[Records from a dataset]
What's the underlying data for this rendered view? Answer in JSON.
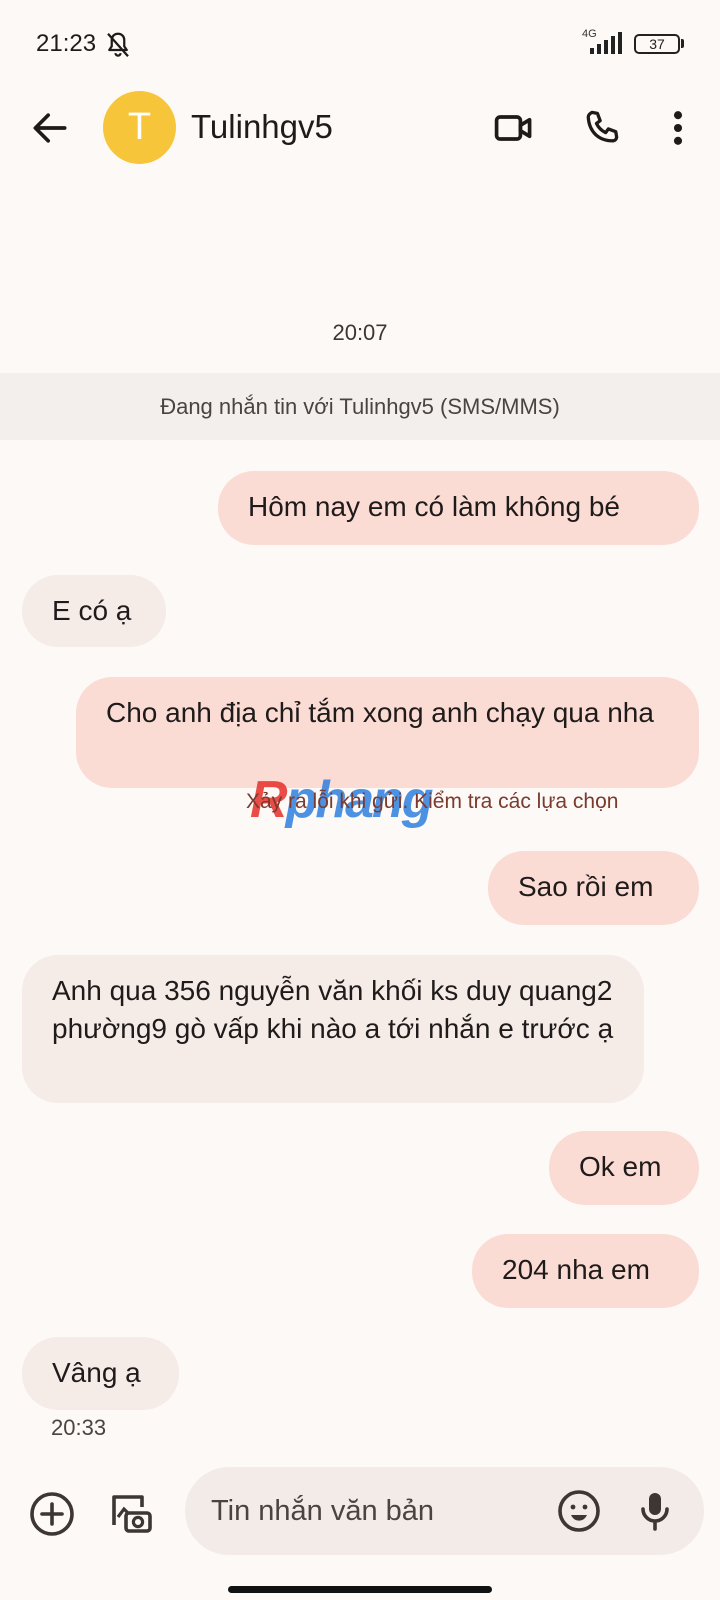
{
  "status_bar": {
    "time": "21:23",
    "network": "4G",
    "battery": "37",
    "icons": [
      "notifications-off-icon",
      "signal-icon",
      "battery-icon"
    ]
  },
  "header": {
    "avatar_letter": "T",
    "avatar_color": "#f7c53a",
    "contact_name": "Tulinhgv5",
    "icons": [
      "back-arrow-icon",
      "video-call-icon",
      "phone-icon",
      "more-vert-icon"
    ]
  },
  "conversation": {
    "date_stamp": "20:07",
    "banner": "Đang nhắn tin với Tulinhgv5 (SMS/MMS)",
    "messages": [
      {
        "direction": "outgoing",
        "text": "Hôm nay em có làm không bé"
      },
      {
        "direction": "incoming",
        "text": "E có ạ"
      },
      {
        "direction": "outgoing",
        "text": "Cho anh địa chỉ tắm xong anh chạy qua nha"
      },
      {
        "direction": "outgoing",
        "text": "Sao rồi em"
      },
      {
        "direction": "incoming",
        "text": "Anh qua 356 nguyễn văn khối ks duy quang2 phường9 gò vấp khi nào a tới nhắn e trước ạ"
      },
      {
        "direction": "outgoing",
        "text": "Ok em"
      },
      {
        "direction": "outgoing",
        "text": "204 nha em"
      },
      {
        "direction": "incoming",
        "text": "Vâng ạ"
      }
    ],
    "send_error": "Xảy ra lỗi khi gửi. Kiểm tra các lựa chọn",
    "last_time": "20:33"
  },
  "watermark": {
    "part1": "R",
    "part2": "phang"
  },
  "compose": {
    "placeholder": "Tin nhắn văn bản",
    "icons": [
      "add-circle-icon",
      "gallery-icon",
      "emoji-icon",
      "mic-icon"
    ]
  },
  "colors": {
    "outgoing_bubble": "#fbdcd5",
    "incoming_bubble": "#f5ebe7",
    "background": "#fcf9f7"
  }
}
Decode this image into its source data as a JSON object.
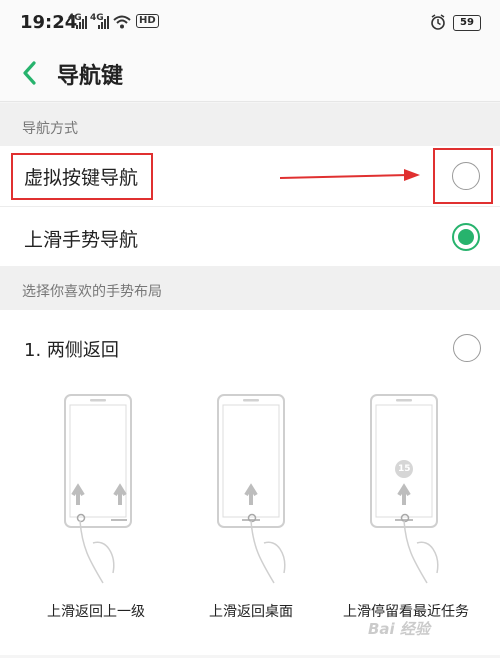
{
  "status_bar": {
    "time": "19:24",
    "sim1": "4G",
    "sim2": "4G",
    "hd": "HD",
    "battery": "59"
  },
  "header": {
    "title": "导航键"
  },
  "nav_section": {
    "label": "导航方式",
    "options": [
      {
        "label": "虚拟按键导航",
        "selected": false
      },
      {
        "label": "上滑手势导航",
        "selected": true
      }
    ]
  },
  "layout_section": {
    "label": "选择你喜欢的手势布局",
    "options": [
      {
        "label": "1. 两侧返回",
        "selected": false
      }
    ],
    "illustrations": [
      {
        "caption": "上滑返回上一级"
      },
      {
        "caption": "上滑返回桌面"
      },
      {
        "caption": "上滑停留看最近任务",
        "badge": "15"
      }
    ]
  },
  "watermark": "Bai 经验",
  "colors": {
    "accent_green": "#27b36d",
    "highlight_red": "#e03030"
  }
}
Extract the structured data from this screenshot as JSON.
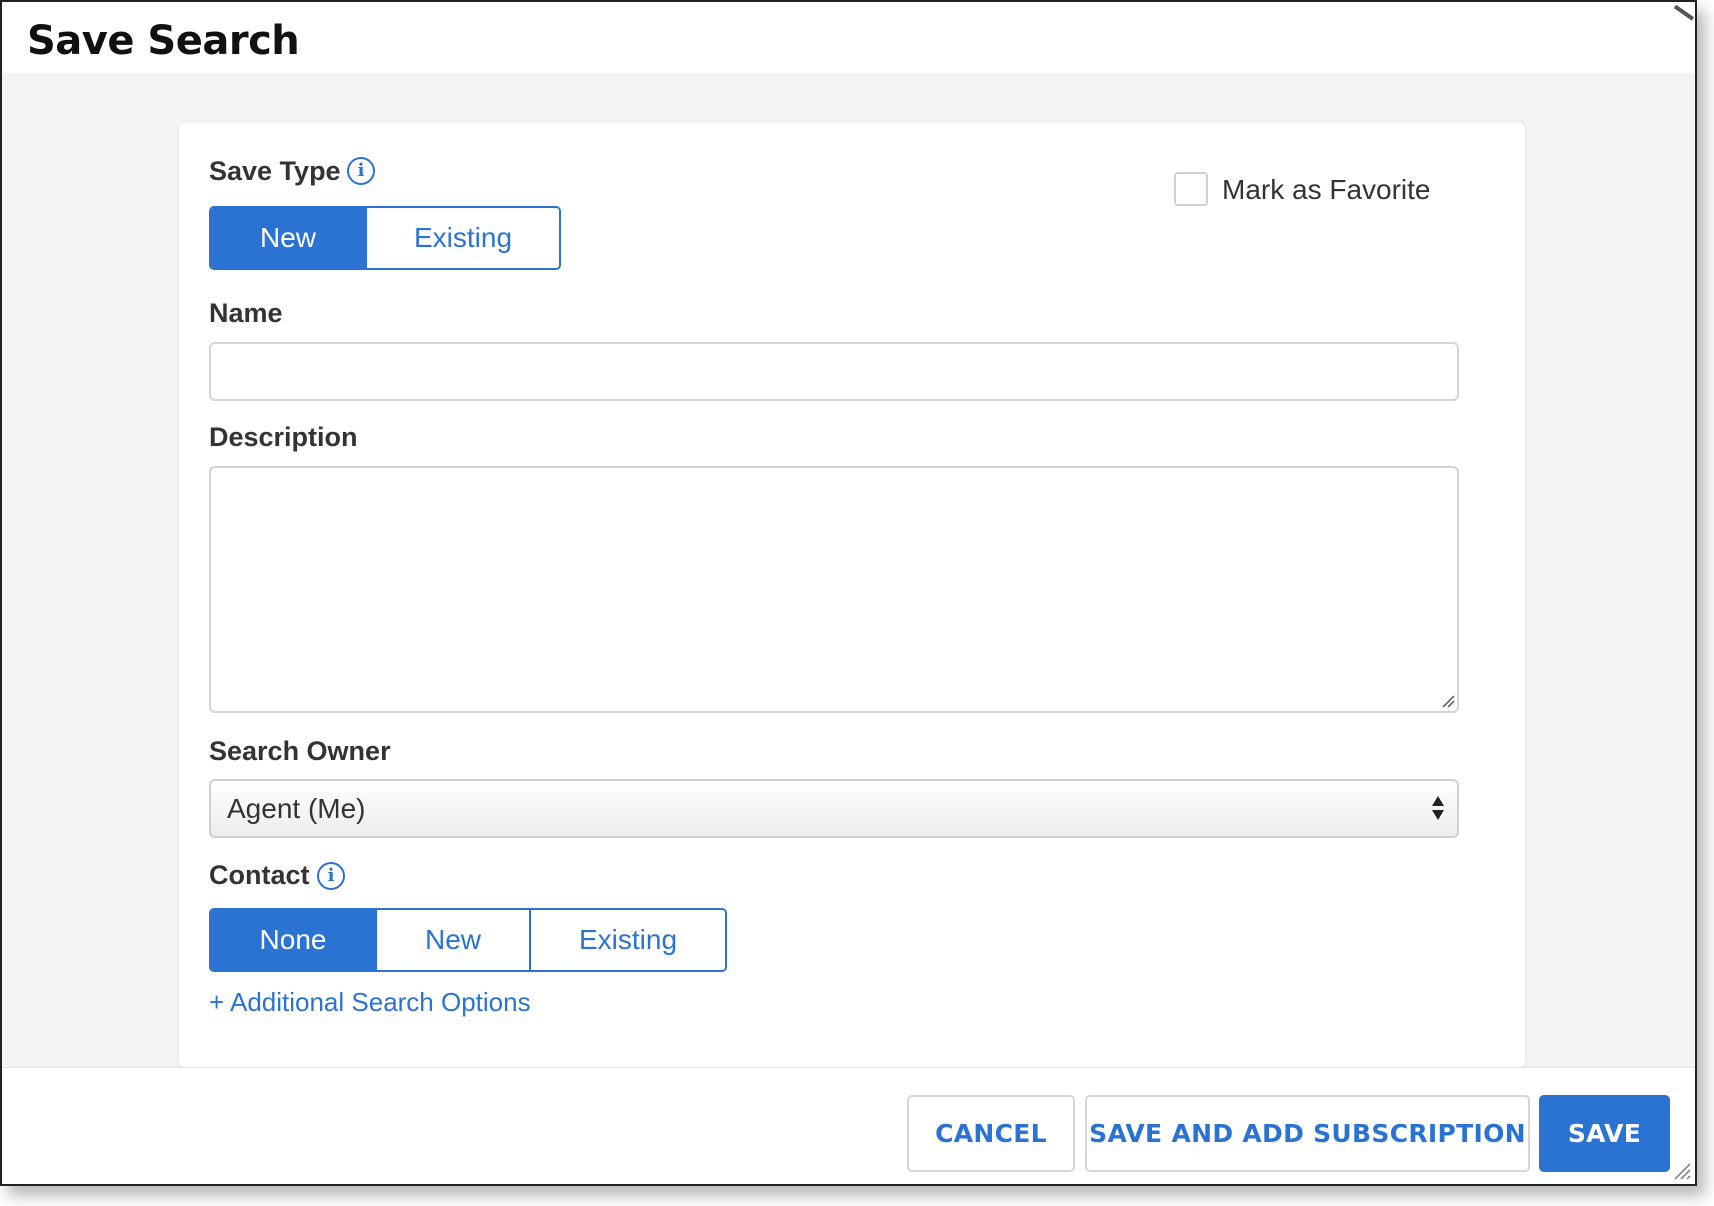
{
  "dialog": {
    "title": "Save Search"
  },
  "form": {
    "save_type": {
      "label": "Save Type",
      "options": [
        "New",
        "Existing"
      ],
      "selected": "New"
    },
    "mark_favorite": {
      "label": "Mark as Favorite",
      "checked": false
    },
    "name": {
      "label": "Name",
      "value": ""
    },
    "description": {
      "label": "Description",
      "value": ""
    },
    "search_owner": {
      "label": "Search Owner",
      "value": "Agent (Me)"
    },
    "contact": {
      "label": "Contact",
      "options": [
        "None",
        "New",
        "Existing"
      ],
      "selected": "None"
    },
    "additional_options_link": "+ Additional Search Options"
  },
  "footer": {
    "cancel_label": "CANCEL",
    "save_and_subscribe_label": "SAVE AND ADD SUBSCRIPTION",
    "save_label": "SAVE"
  },
  "icons": {
    "info": "info-icon",
    "select": "sort-arrows-icon",
    "resize": "resize-grip-icon"
  },
  "colors": {
    "accent": "#2b73d2",
    "panel_background": "#f3f3f3",
    "text": "#333333"
  }
}
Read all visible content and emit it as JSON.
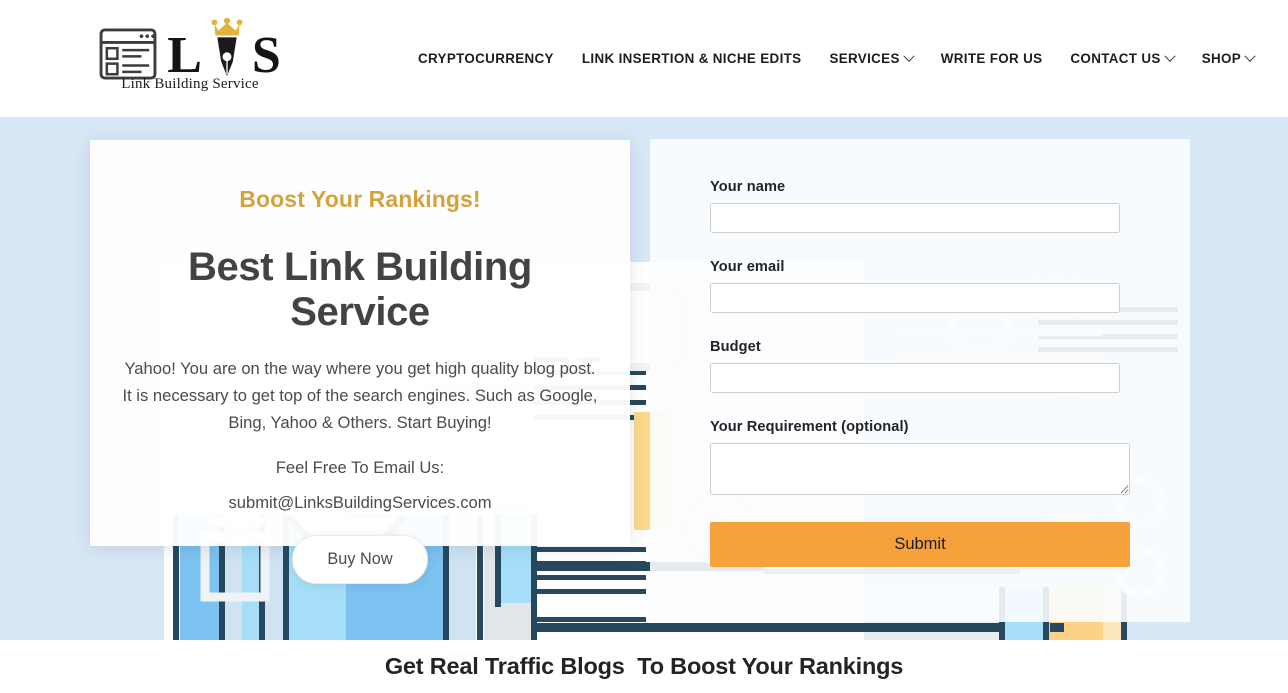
{
  "header": {
    "logo": {
      "letter_left": "L",
      "letter_right": "S",
      "caption": "Link Building Service",
      "browser_icon": "browser-window-icon",
      "pen_icon": "pen-nib-crown-icon"
    },
    "nav": [
      {
        "label": "CRYPTOCURRENCY",
        "has_dropdown": false
      },
      {
        "label": "LINK INSERTION & NICHE EDITS",
        "has_dropdown": false
      },
      {
        "label": "SERVICES",
        "has_dropdown": true
      },
      {
        "label": "WRITE FOR US",
        "has_dropdown": false
      },
      {
        "label": "CONTACT US",
        "has_dropdown": true
      },
      {
        "label": "SHOP",
        "has_dropdown": true
      }
    ]
  },
  "hero": {
    "promo": {
      "kicker": "Boost Your Rankings!",
      "title": "Best Link Building Service",
      "body": "Yahoo! You are on the way where you get high quality blog post. It is necessary to get top of the search engines. Such as Google, Bing, Yahoo & Others. Start Buying!",
      "email_label": "Feel Free To Email Us:",
      "email": "submit@LinksBuildingServices.com",
      "cta": "Buy Now"
    },
    "form": {
      "name_label": "Your name",
      "name_value": "",
      "name_placeholder": "",
      "email_label": "Your email",
      "email_value": "",
      "email_placeholder": "",
      "budget_label": "Budget",
      "budget_value": "",
      "budget_placeholder": "",
      "requirement_label": "Your Requirement (optional)",
      "requirement_value": "",
      "requirement_placeholder": "",
      "submit_label": "Submit"
    }
  },
  "bottom": {
    "heading": "Get Real Traffic Blogs  To Boost Your Rankings"
  },
  "colors": {
    "accent_gold": "#d2a33f",
    "submit_orange": "#f6a23c",
    "hero_bg": "#d8e7f5",
    "illu_navy": "#27495f",
    "illu_blue_mid": "#7dc2f0",
    "illu_blue_light": "#a6def8",
    "illu_yellow": "#fad98b",
    "text_dark": "#434343"
  }
}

* _Written exercise_
Write the entries above out again exactly, but not the pictures.

* _Response to this task_
What's the underlying data for this rendered view? Answer in JSON.
{
  "status_bar": {
    "time": "21:23",
    "network": "4G",
    "battery": "37",
    "icons": [
      "notifications-off-icon",
      "signal-icon",
      "battery-icon"
    ]
  },
  "header": {
    "avatar_letter": "T",
    "avatar_color": "#f7c53a",
    "contact_name": "Tulinhgv5",
    "icons": [
      "back-arrow-icon",
      "video-call-icon",
      "phone-icon",
      "more-vert-icon"
    ]
  },
  "conversation": {
    "date_stamp": "20:07",
    "banner": "Đang nhắn tin với Tulinhgv5 (SMS/MMS)",
    "messages": [
      {
        "direction": "outgoing",
        "text": "Hôm nay em có làm không bé"
      },
      {
        "direction": "incoming",
        "text": "E có ạ"
      },
      {
        "direction": "outgoing",
        "text": "Cho anh địa chỉ tắm xong anh chạy qua nha"
      },
      {
        "direction": "outgoing",
        "text": "Sao rồi em"
      },
      {
        "direction": "incoming",
        "text": "Anh qua 356 nguyễn văn khối ks duy quang2 phường9 gò vấp khi nào a tới nhắn e trước ạ"
      },
      {
        "direction": "outgoing",
        "text": "Ok em"
      },
      {
        "direction": "outgoing",
        "text": "204 nha em"
      },
      {
        "direction": "incoming",
        "text": "Vâng ạ"
      }
    ],
    "send_error": "Xảy ra lỗi khi gửi. Kiểm tra các lựa chọn",
    "last_time": "20:33"
  },
  "watermark": {
    "part1": "R",
    "part2": "phang"
  },
  "compose": {
    "placeholder": "Tin nhắn văn bản",
    "icons": [
      "add-circle-icon",
      "gallery-icon",
      "emoji-icon",
      "mic-icon"
    ]
  },
  "colors": {
    "outgoing_bubble": "#fbdcd5",
    "incoming_bubble": "#f5ebe7",
    "background": "#fcf9f7"
  }
}
Decode this image into its source data as a JSON object.
{
  "status_bar": {
    "time": "19:24",
    "sim1": "4G",
    "sim2": "4G",
    "hd": "HD",
    "battery": "59"
  },
  "header": {
    "title": "导航键"
  },
  "nav_section": {
    "label": "导航方式",
    "options": [
      {
        "label": "虚拟按键导航",
        "selected": false
      },
      {
        "label": "上滑手势导航",
        "selected": true
      }
    ]
  },
  "layout_section": {
    "label": "选择你喜欢的手势布局",
    "options": [
      {
        "label": "1. 两侧返回",
        "selected": false
      }
    ],
    "illustrations": [
      {
        "caption": "上滑返回上一级"
      },
      {
        "caption": "上滑返回桌面"
      },
      {
        "caption": "上滑停留看最近任务",
        "badge": "15"
      }
    ]
  },
  "watermark": "Bai 经验",
  "colors": {
    "accent_green": "#27b36d",
    "highlight_red": "#e03030"
  }
}
Extract the structured data from this screenshot as JSON.
{
  "dialog": {
    "title": "Save Search"
  },
  "form": {
    "save_type": {
      "label": "Save Type",
      "options": [
        "New",
        "Existing"
      ],
      "selected": "New"
    },
    "mark_favorite": {
      "label": "Mark as Favorite",
      "checked": false
    },
    "name": {
      "label": "Name",
      "value": ""
    },
    "description": {
      "label": "Description",
      "value": ""
    },
    "search_owner": {
      "label": "Search Owner",
      "value": "Agent (Me)"
    },
    "contact": {
      "label": "Contact",
      "options": [
        "None",
        "New",
        "Existing"
      ],
      "selected": "None"
    },
    "additional_options_link": "+ Additional Search Options"
  },
  "footer": {
    "cancel_label": "CANCEL",
    "save_and_subscribe_label": "SAVE AND ADD SUBSCRIPTION",
    "save_label": "SAVE"
  },
  "icons": {
    "info": "info-icon",
    "select": "sort-arrows-icon",
    "resize": "resize-grip-icon"
  },
  "colors": {
    "accent": "#2b73d2",
    "panel_background": "#f3f3f3",
    "text": "#333333"
  }
}
Read all visible content and emit it as JSON.
{
  "header": {
    "logo": {
      "letter_left": "L",
      "letter_right": "S",
      "caption": "Link Building Service",
      "browser_icon": "browser-window-icon",
      "pen_icon": "pen-nib-crown-icon"
    },
    "nav": [
      {
        "label": "CRYPTOCURRENCY",
        "has_dropdown": false
      },
      {
        "label": "LINK INSERTION & NICHE EDITS",
        "has_dropdown": false
      },
      {
        "label": "SERVICES",
        "has_dropdown": true
      },
      {
        "label": "WRITE FOR US",
        "has_dropdown": false
      },
      {
        "label": "CONTACT US",
        "has_dropdown": true
      },
      {
        "label": "SHOP",
        "has_dropdown": true
      }
    ]
  },
  "hero": {
    "promo": {
      "kicker": "Boost Your Rankings!",
      "title": "Best Link Building Service",
      "body": "Yahoo! You are on the way where you get high quality blog post. It is necessary to get top of the search engines. Such as Google, Bing, Yahoo & Others. Start Buying!",
      "email_label": "Feel Free To Email Us:",
      "email": "submit@LinksBuildingServices.com",
      "cta": "Buy Now"
    },
    "form": {
      "name_label": "Your name",
      "name_value": "",
      "name_placeholder": "",
      "email_label": "Your email",
      "email_value": "",
      "email_placeholder": "",
      "budget_label": "Budget",
      "budget_value": "",
      "budget_placeholder": "",
      "requirement_label": "Your Requirement (optional)",
      "requirement_value": "",
      "requirement_placeholder": "",
      "submit_label": "Submit"
    }
  },
  "bottom": {
    "heading": "Get Real Traffic Blogs  To Boost Your Rankings"
  },
  "colors": {
    "accent_gold": "#d2a33f",
    "submit_orange": "#f6a23c",
    "hero_bg": "#d8e7f5",
    "illu_navy": "#27495f",
    "illu_blue_mid": "#7dc2f0",
    "illu_blue_light": "#a6def8",
    "illu_yellow": "#fad98b",
    "text_dark": "#434343"
  }
}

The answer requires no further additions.